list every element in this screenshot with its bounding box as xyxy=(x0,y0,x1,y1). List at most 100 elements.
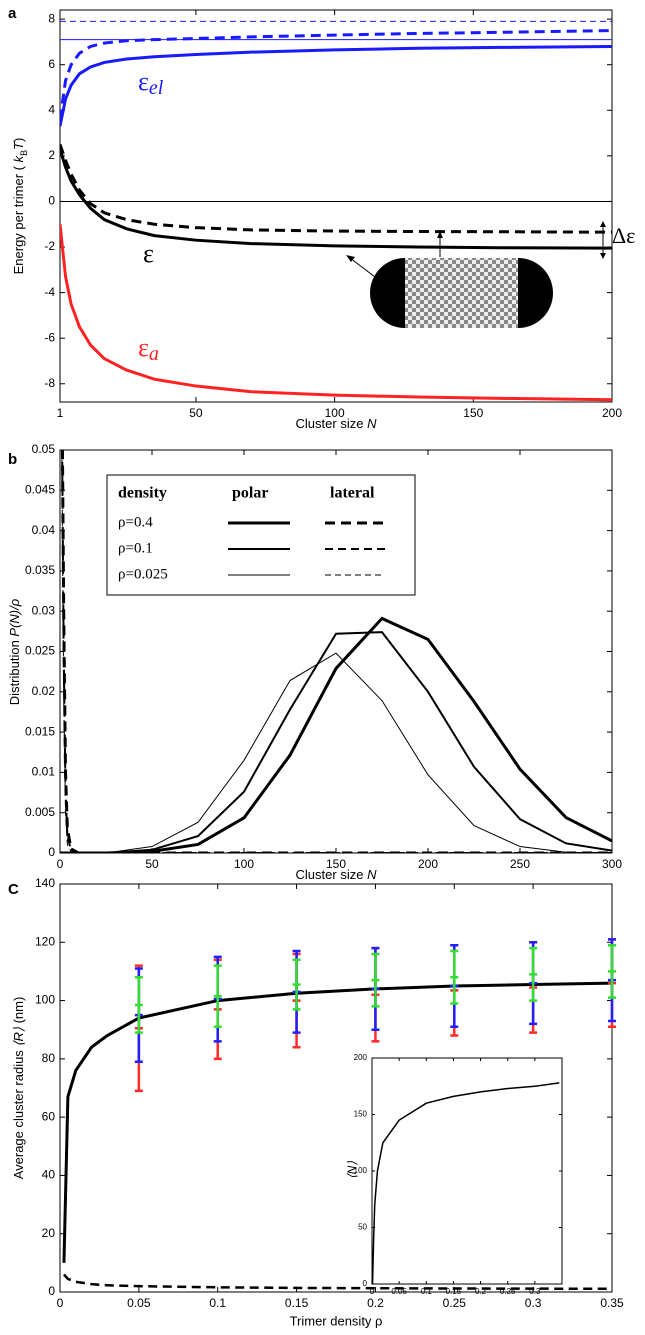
legend-label: ρ=0.025 xyxy=(118,566,168,582)
error-bar xyxy=(529,946,538,1002)
y-tick-label: 60 xyxy=(42,1109,56,1123)
y-tick-label: 0 xyxy=(48,845,55,859)
legend-header: lateral xyxy=(330,485,375,502)
annotation: ε xyxy=(143,239,154,268)
annotation: εel xyxy=(138,67,164,99)
data-line xyxy=(60,652,612,853)
data-line xyxy=(62,981,612,1263)
error-bar xyxy=(371,952,380,1008)
data-line xyxy=(60,29,612,120)
y-tick-label: 120 xyxy=(35,934,55,948)
x-tick-label: 200 xyxy=(418,857,438,871)
label-part: ⟨R⟩ xyxy=(11,1027,26,1047)
x-tick-label: 0.05 xyxy=(127,1296,151,1310)
y-tick-label: 140 xyxy=(35,876,55,890)
legend-header: density xyxy=(118,485,167,502)
annotation: εa xyxy=(138,333,159,365)
x-tick-label: 0.15 xyxy=(285,1296,309,1310)
x-tick-label: 150 xyxy=(463,406,483,420)
x-tick-label: 150 xyxy=(326,857,346,871)
x-tick-label: 300 xyxy=(602,857,622,871)
y-tick-label: -6 xyxy=(44,330,55,344)
x-tick-label: 0.25 xyxy=(443,1296,467,1310)
data-line xyxy=(60,631,612,853)
error-bar xyxy=(292,958,301,1011)
y-tick-label: 200 xyxy=(354,1053,368,1062)
arrow xyxy=(349,257,384,284)
y-tick-label: -4 xyxy=(44,285,55,299)
annotation-text: ε xyxy=(138,333,149,362)
annotation: Δε xyxy=(612,223,635,248)
x-tick-label: 0 xyxy=(57,857,64,871)
label-part: T xyxy=(11,141,26,150)
y-tick-label: 0.025 xyxy=(25,644,55,658)
plot-frame xyxy=(371,1057,563,1285)
annotation-text: Δε xyxy=(612,223,635,248)
x-tick-label: 0 xyxy=(370,1287,375,1296)
label-part: Energy per trimer ( xyxy=(11,162,26,274)
legend-header: polar xyxy=(232,485,268,502)
data-line xyxy=(60,44,612,127)
x-tick-label: 50 xyxy=(145,857,159,871)
y-tick-label: 100 xyxy=(35,993,55,1007)
data-line xyxy=(60,616,612,853)
annotation-text: ε xyxy=(143,239,154,268)
plot-frame xyxy=(59,9,613,403)
capsule-cap xyxy=(370,258,405,328)
y-tick-label: 0.035 xyxy=(25,563,55,577)
x-tick-label: 0.05 xyxy=(391,1287,407,1296)
label-part: Average cluster radius xyxy=(11,1047,26,1180)
y-tick-label: 100 xyxy=(354,1166,368,1175)
x-tick-label: 0.2 xyxy=(367,1296,384,1310)
annotation-sub: el xyxy=(149,77,164,99)
x-tick-label: 0 xyxy=(57,1296,64,1310)
x-tick-label: 100 xyxy=(234,857,254,871)
x-tick-label: 100 xyxy=(325,406,345,420)
label-part: B xyxy=(19,150,29,156)
x-tick-label: 0.3 xyxy=(525,1296,542,1310)
y-tick-label: 0.045 xyxy=(25,482,55,496)
annotation-sub: a xyxy=(149,343,159,365)
y-tick-label: -2 xyxy=(44,239,55,253)
x-axis-label: Cluster size N xyxy=(296,867,378,882)
arrowhead xyxy=(346,255,355,262)
data-line xyxy=(63,1273,612,1291)
panel-label: C xyxy=(8,881,19,898)
y-axis-label: Average cluster radius ⟨R⟩ (nm) xyxy=(11,997,26,1180)
x-tick-label: 50 xyxy=(189,406,203,420)
y-tick-label: 2 xyxy=(48,148,55,162)
y-tick-label: -8 xyxy=(44,376,55,390)
x-tick-label: 0.1 xyxy=(209,1296,226,1310)
y-tick-label: 6 xyxy=(48,57,55,71)
error-bar xyxy=(608,943,616,999)
label-part: k xyxy=(11,154,26,162)
label-part: Cluster size xyxy=(296,416,368,431)
data-line xyxy=(60,148,612,250)
y-tick-label: 80 xyxy=(42,1051,56,1065)
y-tick-label: 50 xyxy=(358,1223,367,1232)
panel-label: a xyxy=(8,5,17,22)
y-tick-label: 0.015 xyxy=(25,724,55,738)
x-tick-label: 0.1 xyxy=(421,1287,433,1296)
x-axis-label: Cluster size N xyxy=(296,416,378,431)
data-line xyxy=(61,450,612,853)
y-tick-label: 0.03 xyxy=(32,603,56,617)
y-tick-label: 0.05 xyxy=(32,442,56,456)
y-tick-label: 0.01 xyxy=(32,765,56,779)
y-tick-label: 40 xyxy=(42,1168,56,1182)
label-part: ) xyxy=(11,138,26,142)
y-tick-label: 0 xyxy=(363,1279,368,1288)
y-axis-label: Distribution P(N)/ρ xyxy=(7,598,22,705)
error-bar xyxy=(450,949,459,1005)
label-part: N xyxy=(367,867,377,882)
label-part: P(N)/ρ xyxy=(7,598,22,636)
y-tick-label: 4 xyxy=(48,102,55,116)
x-tick-label: 0.3 xyxy=(529,1287,541,1296)
x-tick-label: 0.25 xyxy=(500,1287,516,1296)
x-tick-label: 1 xyxy=(57,406,64,420)
data-line xyxy=(60,224,612,402)
data-line xyxy=(60,143,612,234)
y-tick-label: 0.02 xyxy=(32,684,56,698)
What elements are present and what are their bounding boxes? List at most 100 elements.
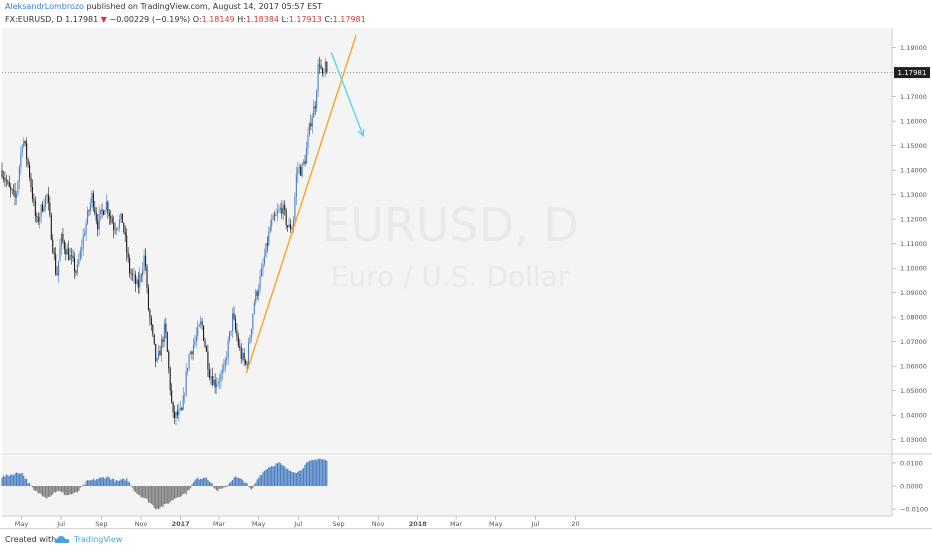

※

> **Work to complete**
Update the rows above by replacing every "data-line" with "plot-line" and keeping everything else the same. Leave the pictures out.

> **Finished exercise**
list every element in this screenshot with its bounding box as xyxy=(x0,y0,x1,y1). List at most 100 elements.
legend-label: ρ=0.025 xyxy=(118,566,168,582)
error-bar xyxy=(529,946,538,1002)
y-tick-label: 60 xyxy=(42,1109,56,1123)
y-tick-label: 0 xyxy=(48,845,55,859)
legend-header: lateral xyxy=(330,485,375,502)
annotation: ε xyxy=(143,239,154,268)
annotation: εel xyxy=(138,67,164,99)
plot-line xyxy=(60,652,612,853)
plot-line xyxy=(62,981,612,1263)
error-bar xyxy=(371,952,380,1008)
plot-line xyxy=(60,29,612,120)
y-tick-label: 120 xyxy=(35,934,55,948)
x-tick-label: 200 xyxy=(418,857,438,871)
label-part: ⟨R⟩ xyxy=(11,1027,26,1047)
x-tick-label: 0.05 xyxy=(127,1296,151,1310)
y-tick-label: 140 xyxy=(35,876,55,890)
legend-header: density xyxy=(118,485,167,502)
annotation: εa xyxy=(138,333,159,365)
x-tick-label: 0.15 xyxy=(285,1296,309,1310)
x-tick-label: 150 xyxy=(463,406,483,420)
x-tick-label: 150 xyxy=(326,857,346,871)
x-tick-label: 300 xyxy=(602,857,622,871)
y-tick-label: -6 xyxy=(44,330,55,344)
x-tick-label: 0.25 xyxy=(443,1296,467,1310)
plot-line xyxy=(60,631,612,853)
error-bar xyxy=(292,958,301,1011)
y-tick-label: 200 xyxy=(354,1053,368,1062)
arrow xyxy=(349,257,384,284)
y-tick-label: -4 xyxy=(44,285,55,299)
annotation-text: ε xyxy=(138,333,149,362)
annotation: Δε xyxy=(612,223,635,248)
x-tick-label: 0 xyxy=(57,857,64,871)
label-part: T xyxy=(11,141,26,150)
y-tick-label: 0.025 xyxy=(25,644,55,658)
plot-frame xyxy=(371,1057,563,1285)
annotation-text: Δε xyxy=(612,223,635,248)
x-tick-label: 0 xyxy=(370,1287,375,1296)
label-part: Energy per trimer ( xyxy=(11,162,26,274)
legend-header: polar xyxy=(232,485,268,502)
plot-line xyxy=(60,44,612,127)
x-tick-label: 50 xyxy=(145,857,159,871)
y-tick-label: 100 xyxy=(35,993,55,1007)
plot-line xyxy=(60,616,612,853)
annotation-text: ε xyxy=(143,239,154,268)
plot-frame xyxy=(59,9,613,403)
capsule-cap xyxy=(370,258,405,328)
y-tick-label: 0.035 xyxy=(25,563,55,577)
x-tick-label: 0.05 xyxy=(391,1287,407,1296)
label-part: Average cluster radius xyxy=(11,1047,26,1180)
y-tick-label: 100 xyxy=(354,1166,368,1175)
x-tick-label: 0.2 xyxy=(367,1296,384,1310)
annotation-sub: el xyxy=(149,77,164,99)
x-tick-label: 0 xyxy=(57,1296,64,1310)
x-tick-label: 100 xyxy=(234,857,254,871)
x-tick-label: 100 xyxy=(325,406,345,420)
label-part: B xyxy=(19,150,29,156)
x-tick-label: 0.3 xyxy=(525,1296,542,1310)
y-tick-label: 0.045 xyxy=(25,482,55,496)
annotation-sub: a xyxy=(149,343,159,365)
y-tick-label: -2 xyxy=(44,239,55,253)
x-axis-label: Cluster size N xyxy=(296,867,378,882)
arrowhead xyxy=(346,255,355,262)
plot-line xyxy=(63,1273,612,1291)
panel-label: C xyxy=(8,881,19,898)
y-axis-label: Average cluster radius ⟨R⟩ (nm) xyxy=(11,997,26,1180)
x-tick-label: 50 xyxy=(189,406,203,420)
y-tick-label: 2 xyxy=(48,148,55,162)
y-tick-label: -8 xyxy=(44,376,55,390)
x-tick-label: 0.1 xyxy=(209,1296,226,1310)
y-tick-label: 6 xyxy=(48,57,55,71)
error-bar xyxy=(608,943,616,999)
label-part: k xyxy=(11,154,26,162)
label-part: Cluster size xyxy=(296,416,368,431)
plot-line xyxy=(60,148,612,250)
y-tick-label: 80 xyxy=(42,1051,56,1065)
y-tick-label: 50 xyxy=(358,1223,367,1232)
panel-label: a xyxy=(8,5,17,22)
y-tick-label: 0.015 xyxy=(25,724,55,738)
x-tick-label: 0.1 xyxy=(421,1287,433,1296)
x-axis-label: Cluster size N xyxy=(296,416,378,431)
plot-line xyxy=(61,450,612,853)
y-tick-label: 0.03 xyxy=(32,603,56,617)
y-tick-label: 0.05 xyxy=(32,442,56,456)
y-tick-label: 0.01 xyxy=(32,765,56,779)
y-tick-label: 40 xyxy=(42,1168,56,1182)
label-part: ) xyxy=(11,138,26,142)
y-tick-label: 0 xyxy=(363,1279,368,1288)
y-axis-label: Distribution P(N)/ρ xyxy=(7,598,22,705)
error-bar xyxy=(450,949,459,1005)
label-part: N xyxy=(367,867,377,882)
label-part: P(N)/ρ xyxy=(7,598,22,636)
y-tick-label: 4 xyxy=(48,102,55,116)
x-tick-label: 0.3 xyxy=(529,1287,541,1296)
x-tick-label: 0.25 xyxy=(500,1287,516,1296)
x-tick-label: 1 xyxy=(57,406,64,420)
plot-line xyxy=(60,224,612,402)
plot-line xyxy=(60,143,612,234)
y-tick-label: 0.02 xyxy=(32,684,56,698)
What elements are present and what are their bounding boxes? List at most 100 elements.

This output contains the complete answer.